BEGIN DATA FOR PROCESSING

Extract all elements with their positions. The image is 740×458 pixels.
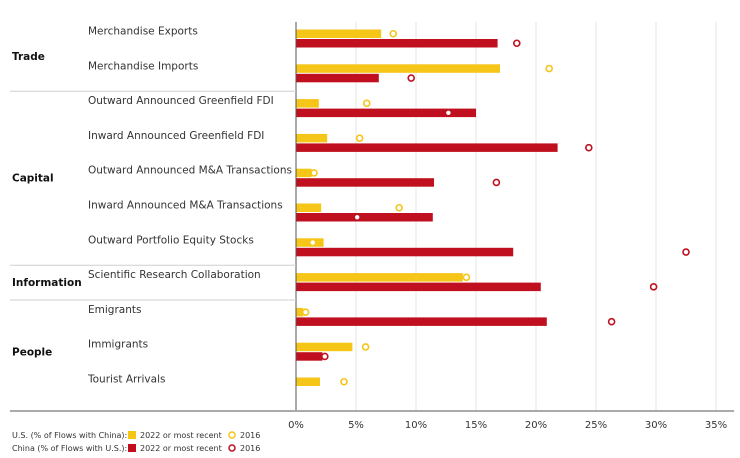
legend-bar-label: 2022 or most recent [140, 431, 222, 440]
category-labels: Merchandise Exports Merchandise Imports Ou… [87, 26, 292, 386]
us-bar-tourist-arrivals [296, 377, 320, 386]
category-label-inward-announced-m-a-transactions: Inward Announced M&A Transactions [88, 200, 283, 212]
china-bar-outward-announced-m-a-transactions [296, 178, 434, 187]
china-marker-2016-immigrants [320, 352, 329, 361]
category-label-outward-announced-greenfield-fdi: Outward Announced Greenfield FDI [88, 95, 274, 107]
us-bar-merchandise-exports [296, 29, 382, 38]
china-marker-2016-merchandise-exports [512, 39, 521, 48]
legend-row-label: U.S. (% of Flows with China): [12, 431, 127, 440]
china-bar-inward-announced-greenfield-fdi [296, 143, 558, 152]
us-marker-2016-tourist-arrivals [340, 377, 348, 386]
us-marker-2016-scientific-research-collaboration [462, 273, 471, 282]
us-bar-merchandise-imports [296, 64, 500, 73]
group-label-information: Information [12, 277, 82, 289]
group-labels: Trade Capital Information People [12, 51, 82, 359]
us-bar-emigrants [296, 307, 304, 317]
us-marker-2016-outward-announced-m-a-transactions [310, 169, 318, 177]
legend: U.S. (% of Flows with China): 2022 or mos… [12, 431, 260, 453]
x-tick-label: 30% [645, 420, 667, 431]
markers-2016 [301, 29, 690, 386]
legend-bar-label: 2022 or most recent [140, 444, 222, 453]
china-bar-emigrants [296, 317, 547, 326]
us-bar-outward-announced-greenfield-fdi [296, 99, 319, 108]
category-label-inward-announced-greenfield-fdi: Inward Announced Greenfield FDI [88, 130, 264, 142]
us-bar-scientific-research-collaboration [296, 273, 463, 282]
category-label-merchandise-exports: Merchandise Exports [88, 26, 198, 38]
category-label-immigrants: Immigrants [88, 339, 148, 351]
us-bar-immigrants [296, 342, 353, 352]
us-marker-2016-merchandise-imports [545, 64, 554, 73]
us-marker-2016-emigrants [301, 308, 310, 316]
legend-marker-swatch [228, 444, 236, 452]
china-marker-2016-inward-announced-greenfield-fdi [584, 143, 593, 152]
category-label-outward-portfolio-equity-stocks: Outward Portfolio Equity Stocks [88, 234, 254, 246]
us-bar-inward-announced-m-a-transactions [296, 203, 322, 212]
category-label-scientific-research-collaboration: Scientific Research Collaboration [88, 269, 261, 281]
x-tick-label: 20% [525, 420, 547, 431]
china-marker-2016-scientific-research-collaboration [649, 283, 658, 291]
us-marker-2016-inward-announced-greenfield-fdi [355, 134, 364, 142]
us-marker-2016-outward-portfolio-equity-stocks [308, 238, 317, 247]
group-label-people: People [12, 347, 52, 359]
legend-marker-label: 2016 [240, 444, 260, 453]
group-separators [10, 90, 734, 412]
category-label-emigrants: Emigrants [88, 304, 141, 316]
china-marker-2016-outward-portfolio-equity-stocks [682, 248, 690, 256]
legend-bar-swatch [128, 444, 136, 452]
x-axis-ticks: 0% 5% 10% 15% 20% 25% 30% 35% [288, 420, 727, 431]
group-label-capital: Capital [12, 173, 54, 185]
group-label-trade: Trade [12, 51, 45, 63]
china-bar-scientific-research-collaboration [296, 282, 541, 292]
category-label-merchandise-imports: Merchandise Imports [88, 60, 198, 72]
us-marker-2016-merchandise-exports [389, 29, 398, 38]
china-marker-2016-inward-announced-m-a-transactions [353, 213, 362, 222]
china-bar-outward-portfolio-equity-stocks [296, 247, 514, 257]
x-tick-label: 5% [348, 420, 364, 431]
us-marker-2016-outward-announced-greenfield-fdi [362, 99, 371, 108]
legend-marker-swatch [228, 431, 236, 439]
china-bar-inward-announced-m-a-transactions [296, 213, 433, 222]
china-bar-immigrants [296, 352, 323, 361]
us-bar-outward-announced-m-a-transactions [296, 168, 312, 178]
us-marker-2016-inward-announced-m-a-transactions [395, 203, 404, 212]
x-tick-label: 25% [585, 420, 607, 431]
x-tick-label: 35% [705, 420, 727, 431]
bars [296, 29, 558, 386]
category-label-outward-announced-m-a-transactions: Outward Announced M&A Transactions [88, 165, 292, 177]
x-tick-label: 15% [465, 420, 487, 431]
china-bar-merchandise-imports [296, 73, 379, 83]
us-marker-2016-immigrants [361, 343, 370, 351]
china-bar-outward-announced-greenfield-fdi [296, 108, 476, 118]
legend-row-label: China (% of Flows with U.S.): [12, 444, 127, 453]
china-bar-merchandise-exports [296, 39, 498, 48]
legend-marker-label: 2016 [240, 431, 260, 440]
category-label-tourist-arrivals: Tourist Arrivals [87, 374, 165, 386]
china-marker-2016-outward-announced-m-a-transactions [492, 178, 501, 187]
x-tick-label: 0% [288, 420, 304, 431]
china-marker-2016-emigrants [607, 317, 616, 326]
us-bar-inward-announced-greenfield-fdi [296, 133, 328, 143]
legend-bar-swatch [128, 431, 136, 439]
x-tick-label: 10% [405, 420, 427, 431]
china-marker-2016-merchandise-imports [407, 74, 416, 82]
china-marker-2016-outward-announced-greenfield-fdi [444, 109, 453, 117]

END DATA FOR PROCESSING

Identify each line in the records that contains the string "People" and copy it in full. Case counts.

- _ANSWER FOR THIS EXERCISE_
group-labels: Trade Capital Information People [12, 51, 82, 359]
group-label-people: People [12, 347, 52, 359]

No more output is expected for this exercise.